### What needs to be done
Quote the data below in full, minus the images.

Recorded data
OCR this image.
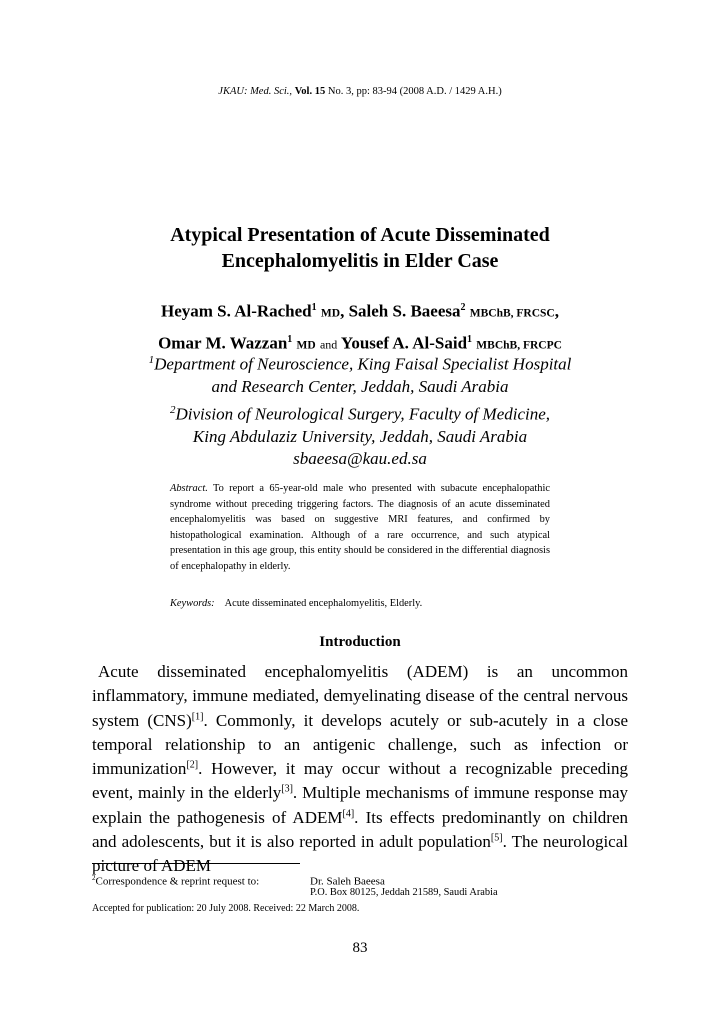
JKAU: Med. Sci., Vol. 15 No. 3, pp: 83-94 (2008 A.D. / 1429 A.H.)
Atypical Presentation of Acute Disseminated
Encephalomyelitis in Elder Case
Heyam S. Al-Rached$^1$ MD, Saleh S. Baeesa$^2$ MBChB, FRCSC,
Omar M. Wazzan$^1$ MD and Yousef A. Al-Said$^1$ MBChB, FRCPC
$^1$Department of Neuroscience, King Faisal Specialist Hospital
and Research Center, Jeddah, Saudi Arabia
$^2$Division of Neurological Surgery, Faculty of Medicine,
King Abdulaziz University, Jeddah, Saudi Arabia
sbaeesa@kau.ed.sa
Abstract. To report a 65-year-old male who presented with subacute encephalopathic syndrome without preceding triggering factors. The diagnosis of an acute disseminated encephalomyelitis was based on suggestive MRI features, and confirmed by histopathological examination. Although of a rare occurrence, and such atypical presentation in this age group, this entity should be considered in the differential diagnosis of encephalopathy in elderly.
Keywords: Acute disseminated encephalomyelitis, Elderly.
Introduction
Acute disseminated encephalomyelitis (ADEM) is an uncommon inflammatory, immune mediated, demyelinating disease of the central nervous system (CNS)[1]. Commonly, it develops acutely or sub-acutely in a close temporal relationship to an antigenic challenge, such as infection or immunization[2]. However, it may occur without a recognizable preceding event, mainly in the elderly[3]. Multiple mechanisms of immune response may explain the pathogenesis of ADEM[4]. Its effects predominantly on children and adolescents, but it is also reported in adult population[5]. The neurological picture of ADEM
$^2$Correspondence & reprint request to:	Dr. Saleh Baeesa
P.O. Box 80125, Jeddah 21589, Saudi Arabia
Accepted for publication: 20 July 2008. Received: 22 March 2008.
83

### Task solution
OCR this image.
JKAU: Med. Sci., Vol. 15 No. 3, pp: 83-94 (2008 A.D. / 1429 A.H.)
Atypical Presentation of Acute Disseminated
Encephalomyelitis in Elder Case
Heyam S. Al-Rached$^1$ MD, Saleh S. Baeesa$^2$ MBChB, FRCSC,
Omar M. Wazzan$^1$ MD and Yousef A. Al-Said$^1$ MBChB, FRCPC
$^1$Department of Neuroscience, King Faisal Specialist Hospital
and Research Center, Jeddah, Saudi Arabia
$^2$Division of Neurological Surgery, Faculty of Medicine,
King Abdulaziz University, Jeddah, Saudi Arabia
sbaeesa@kau.ed.sa
Abstract. To report a 65-year-old male who presented with subacute encephalopathic syndrome without preceding triggering factors. The diagnosis of an acute disseminated encephalomyelitis was based on suggestive MRI features, and confirmed by histopathological examination. Although of a rare occurrence, and such atypical presentation in this age group, this entity should be considered in the differential diagnosis of encephalopathy in elderly.
Keywords: Acute disseminated encephalomyelitis, Elderly.
Introduction
Acute disseminated encephalomyelitis (ADEM) is an uncommon inflammatory, immune mediated, demyelinating disease of the central nervous system (CNS)[1]. Commonly, it develops acutely or sub-acutely in a close temporal relationship to an antigenic challenge, such as infection or immunization[2]. However, it may occur without a recognizable preceding event, mainly in the elderly[3]. Multiple mechanisms of immune response may explain the pathogenesis of ADEM[4]. Its effects predominantly on children and adolescents, but it is also reported in adult population[5]. The neurological picture of ADEM
$^2$Correspondence & reprint request to:	Dr. Saleh Baeesa
P.O. Box 80125, Jeddah 21589, Saudi Arabia
Accepted for publication: 20 July 2008. Received: 22 March 2008.
83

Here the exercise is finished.